- Problem details
Lines before the one containing "What's the underlying" are excluded; retype that line and all remaining lines of the material exactly.

- Input
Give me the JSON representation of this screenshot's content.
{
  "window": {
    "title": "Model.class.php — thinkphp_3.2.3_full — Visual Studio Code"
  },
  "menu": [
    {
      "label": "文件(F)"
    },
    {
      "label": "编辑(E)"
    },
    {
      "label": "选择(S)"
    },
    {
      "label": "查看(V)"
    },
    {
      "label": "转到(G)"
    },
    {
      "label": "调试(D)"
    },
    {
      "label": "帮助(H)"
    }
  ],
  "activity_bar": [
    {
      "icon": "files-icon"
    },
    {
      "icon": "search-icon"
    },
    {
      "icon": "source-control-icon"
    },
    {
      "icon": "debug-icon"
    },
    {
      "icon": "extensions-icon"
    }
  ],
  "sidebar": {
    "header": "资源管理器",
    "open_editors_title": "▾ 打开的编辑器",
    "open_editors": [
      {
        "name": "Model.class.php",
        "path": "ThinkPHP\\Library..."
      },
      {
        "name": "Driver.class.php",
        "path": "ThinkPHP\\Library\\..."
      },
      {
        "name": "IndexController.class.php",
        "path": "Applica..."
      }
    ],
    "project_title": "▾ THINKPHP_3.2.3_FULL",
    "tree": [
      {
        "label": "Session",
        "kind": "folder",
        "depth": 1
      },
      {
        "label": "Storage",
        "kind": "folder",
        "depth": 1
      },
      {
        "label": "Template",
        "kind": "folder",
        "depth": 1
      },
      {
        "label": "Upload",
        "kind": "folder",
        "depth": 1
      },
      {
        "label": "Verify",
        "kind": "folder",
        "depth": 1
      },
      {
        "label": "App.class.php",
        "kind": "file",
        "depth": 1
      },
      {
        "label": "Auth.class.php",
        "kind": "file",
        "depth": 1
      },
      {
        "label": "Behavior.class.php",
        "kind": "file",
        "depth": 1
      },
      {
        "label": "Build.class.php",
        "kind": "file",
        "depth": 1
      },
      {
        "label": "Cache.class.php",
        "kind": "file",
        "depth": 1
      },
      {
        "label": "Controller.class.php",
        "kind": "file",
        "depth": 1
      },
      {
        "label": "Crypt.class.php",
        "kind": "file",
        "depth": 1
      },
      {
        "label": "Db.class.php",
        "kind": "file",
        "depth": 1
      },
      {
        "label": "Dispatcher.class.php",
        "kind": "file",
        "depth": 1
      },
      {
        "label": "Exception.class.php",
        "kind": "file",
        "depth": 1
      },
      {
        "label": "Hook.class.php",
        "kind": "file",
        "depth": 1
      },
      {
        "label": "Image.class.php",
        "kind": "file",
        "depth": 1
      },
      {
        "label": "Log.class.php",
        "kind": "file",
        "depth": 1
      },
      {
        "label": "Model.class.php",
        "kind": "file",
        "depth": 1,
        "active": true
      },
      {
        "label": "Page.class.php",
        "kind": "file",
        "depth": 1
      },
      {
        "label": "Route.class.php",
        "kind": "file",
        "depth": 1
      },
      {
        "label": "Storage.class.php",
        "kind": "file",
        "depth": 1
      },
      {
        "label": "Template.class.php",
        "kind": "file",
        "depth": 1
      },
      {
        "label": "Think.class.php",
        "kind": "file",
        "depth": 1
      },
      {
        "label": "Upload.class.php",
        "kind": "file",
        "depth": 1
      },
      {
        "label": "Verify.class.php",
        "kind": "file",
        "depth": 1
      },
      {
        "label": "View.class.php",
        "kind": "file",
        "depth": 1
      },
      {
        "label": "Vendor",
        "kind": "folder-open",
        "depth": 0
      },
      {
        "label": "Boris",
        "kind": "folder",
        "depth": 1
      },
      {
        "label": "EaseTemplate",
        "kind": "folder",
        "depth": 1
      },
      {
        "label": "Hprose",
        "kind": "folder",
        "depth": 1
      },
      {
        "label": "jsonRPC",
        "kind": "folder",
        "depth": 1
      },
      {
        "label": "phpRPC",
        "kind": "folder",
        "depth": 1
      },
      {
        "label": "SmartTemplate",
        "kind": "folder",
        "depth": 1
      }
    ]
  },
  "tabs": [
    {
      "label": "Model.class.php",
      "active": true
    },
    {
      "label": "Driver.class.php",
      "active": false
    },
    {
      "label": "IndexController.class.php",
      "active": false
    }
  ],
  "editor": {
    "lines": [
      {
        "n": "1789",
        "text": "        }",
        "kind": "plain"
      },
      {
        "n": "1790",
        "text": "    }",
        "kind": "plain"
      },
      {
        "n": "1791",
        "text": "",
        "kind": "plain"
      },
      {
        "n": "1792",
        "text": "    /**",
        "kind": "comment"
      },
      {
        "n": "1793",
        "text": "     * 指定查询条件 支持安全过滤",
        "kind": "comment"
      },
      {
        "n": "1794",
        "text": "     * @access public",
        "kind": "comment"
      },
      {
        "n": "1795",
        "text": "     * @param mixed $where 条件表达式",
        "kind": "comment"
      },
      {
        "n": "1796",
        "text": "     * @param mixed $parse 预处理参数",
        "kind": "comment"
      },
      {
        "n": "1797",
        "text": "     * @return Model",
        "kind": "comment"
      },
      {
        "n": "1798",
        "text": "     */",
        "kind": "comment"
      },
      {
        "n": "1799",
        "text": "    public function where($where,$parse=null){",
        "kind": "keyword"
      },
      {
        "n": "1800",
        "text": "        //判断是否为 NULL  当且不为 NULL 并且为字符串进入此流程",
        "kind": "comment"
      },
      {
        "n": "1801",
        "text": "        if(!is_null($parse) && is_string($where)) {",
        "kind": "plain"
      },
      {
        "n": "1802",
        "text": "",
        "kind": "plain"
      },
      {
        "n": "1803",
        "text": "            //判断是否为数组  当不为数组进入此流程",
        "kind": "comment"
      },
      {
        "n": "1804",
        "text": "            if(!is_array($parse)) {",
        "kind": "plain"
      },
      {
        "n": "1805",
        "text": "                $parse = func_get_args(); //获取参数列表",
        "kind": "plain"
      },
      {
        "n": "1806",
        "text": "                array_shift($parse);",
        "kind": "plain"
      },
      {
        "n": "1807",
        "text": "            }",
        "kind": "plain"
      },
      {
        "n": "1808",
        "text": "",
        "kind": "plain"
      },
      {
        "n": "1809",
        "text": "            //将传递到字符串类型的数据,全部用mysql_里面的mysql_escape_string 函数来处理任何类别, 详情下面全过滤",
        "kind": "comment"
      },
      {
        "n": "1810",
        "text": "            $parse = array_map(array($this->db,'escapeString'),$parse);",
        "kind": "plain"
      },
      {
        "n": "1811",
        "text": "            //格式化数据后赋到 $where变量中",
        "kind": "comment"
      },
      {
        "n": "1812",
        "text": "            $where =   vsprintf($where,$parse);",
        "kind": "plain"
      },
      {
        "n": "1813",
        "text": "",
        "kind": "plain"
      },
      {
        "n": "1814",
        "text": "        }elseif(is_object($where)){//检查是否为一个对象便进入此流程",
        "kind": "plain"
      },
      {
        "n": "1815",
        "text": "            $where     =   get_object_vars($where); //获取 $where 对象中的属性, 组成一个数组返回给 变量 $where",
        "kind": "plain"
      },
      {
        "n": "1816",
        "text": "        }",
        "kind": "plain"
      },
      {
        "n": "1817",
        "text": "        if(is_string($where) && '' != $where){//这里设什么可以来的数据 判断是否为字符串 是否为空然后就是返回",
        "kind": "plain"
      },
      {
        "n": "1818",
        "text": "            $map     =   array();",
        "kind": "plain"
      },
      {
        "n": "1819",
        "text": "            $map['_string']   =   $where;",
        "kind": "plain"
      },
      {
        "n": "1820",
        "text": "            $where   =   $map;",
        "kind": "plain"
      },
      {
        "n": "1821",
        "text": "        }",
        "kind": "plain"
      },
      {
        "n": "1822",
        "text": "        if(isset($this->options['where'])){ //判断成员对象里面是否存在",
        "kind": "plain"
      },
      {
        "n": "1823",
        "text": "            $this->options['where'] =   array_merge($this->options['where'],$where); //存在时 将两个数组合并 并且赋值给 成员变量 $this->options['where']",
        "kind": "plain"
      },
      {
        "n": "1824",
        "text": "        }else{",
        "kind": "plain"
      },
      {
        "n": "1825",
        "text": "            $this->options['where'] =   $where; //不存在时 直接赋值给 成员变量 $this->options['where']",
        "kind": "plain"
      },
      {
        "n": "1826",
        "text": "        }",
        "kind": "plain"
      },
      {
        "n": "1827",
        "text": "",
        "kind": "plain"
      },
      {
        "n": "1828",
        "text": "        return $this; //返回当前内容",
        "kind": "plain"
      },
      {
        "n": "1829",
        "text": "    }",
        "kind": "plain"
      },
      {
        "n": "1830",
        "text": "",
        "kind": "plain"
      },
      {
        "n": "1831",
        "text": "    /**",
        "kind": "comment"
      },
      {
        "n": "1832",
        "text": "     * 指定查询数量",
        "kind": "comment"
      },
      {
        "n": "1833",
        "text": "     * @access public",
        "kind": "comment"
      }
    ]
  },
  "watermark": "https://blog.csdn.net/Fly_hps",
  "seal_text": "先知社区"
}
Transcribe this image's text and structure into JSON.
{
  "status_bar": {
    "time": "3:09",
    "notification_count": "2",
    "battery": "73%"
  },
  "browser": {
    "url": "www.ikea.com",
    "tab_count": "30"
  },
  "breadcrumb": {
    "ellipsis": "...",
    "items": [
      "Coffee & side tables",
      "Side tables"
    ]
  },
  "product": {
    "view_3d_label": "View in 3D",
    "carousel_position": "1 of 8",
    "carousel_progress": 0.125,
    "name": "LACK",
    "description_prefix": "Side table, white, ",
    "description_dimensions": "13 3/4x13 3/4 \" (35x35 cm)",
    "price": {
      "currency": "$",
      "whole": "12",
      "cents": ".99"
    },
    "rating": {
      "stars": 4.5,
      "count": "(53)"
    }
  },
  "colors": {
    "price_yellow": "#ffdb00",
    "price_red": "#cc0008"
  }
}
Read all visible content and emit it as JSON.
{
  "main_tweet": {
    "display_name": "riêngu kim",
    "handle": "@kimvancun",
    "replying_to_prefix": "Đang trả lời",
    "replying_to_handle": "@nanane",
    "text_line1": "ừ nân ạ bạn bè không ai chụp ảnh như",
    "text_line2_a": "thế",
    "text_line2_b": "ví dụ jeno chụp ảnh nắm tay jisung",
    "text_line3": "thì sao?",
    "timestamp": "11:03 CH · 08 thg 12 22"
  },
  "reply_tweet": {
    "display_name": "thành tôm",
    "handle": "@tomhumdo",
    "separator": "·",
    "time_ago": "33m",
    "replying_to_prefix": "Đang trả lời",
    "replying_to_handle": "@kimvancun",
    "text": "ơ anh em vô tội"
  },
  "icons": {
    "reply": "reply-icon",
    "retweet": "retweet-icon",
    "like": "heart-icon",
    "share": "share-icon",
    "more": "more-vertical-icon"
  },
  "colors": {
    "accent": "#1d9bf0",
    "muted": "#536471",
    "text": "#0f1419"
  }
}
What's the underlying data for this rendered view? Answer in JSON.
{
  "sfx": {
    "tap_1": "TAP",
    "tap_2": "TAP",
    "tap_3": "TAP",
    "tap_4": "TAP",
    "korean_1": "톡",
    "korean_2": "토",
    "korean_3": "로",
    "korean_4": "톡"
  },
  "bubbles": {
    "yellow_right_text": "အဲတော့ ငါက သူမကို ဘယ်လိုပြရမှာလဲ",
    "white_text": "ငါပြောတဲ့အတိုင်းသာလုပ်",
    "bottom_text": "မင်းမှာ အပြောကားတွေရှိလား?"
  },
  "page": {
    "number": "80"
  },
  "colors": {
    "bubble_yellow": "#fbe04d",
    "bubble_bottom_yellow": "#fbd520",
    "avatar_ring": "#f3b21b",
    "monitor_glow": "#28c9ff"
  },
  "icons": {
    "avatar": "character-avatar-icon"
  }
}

- Expected output
What's the underlying data for this rendered view? Answer in JSON.
{
  "sfx": {
    "tap_1": "TAP",
    "tap_2": "TAP",
    "tap_3": "TAP",
    "tap_4": "TAP",
    "korean_1": "톡",
    "korean_2": "토",
    "korean_3": "로",
    "korean_4": "톡"
  },
  "bubbles": {
    "yellow_right_text": "အဲတော့ ငါက သူမကို ဘယ်လိုပြရမှာလဲ",
    "white_text": "ငါပြောတဲ့အတိုင်းသာလုပ်",
    "bottom_text": "မင်းမှာ အပြောကားတွေရှိလား?"
  },
  "page": {
    "number": "80"
  },
  "colors": {
    "bubble_yellow": "#fbe04d",
    "bubble_bottom_yellow": "#fbd520",
    "avatar_ring": "#f3b21b",
    "monitor_glow": "#28c9ff"
  },
  "icons": {
    "avatar": "character-avatar-icon"
  }
}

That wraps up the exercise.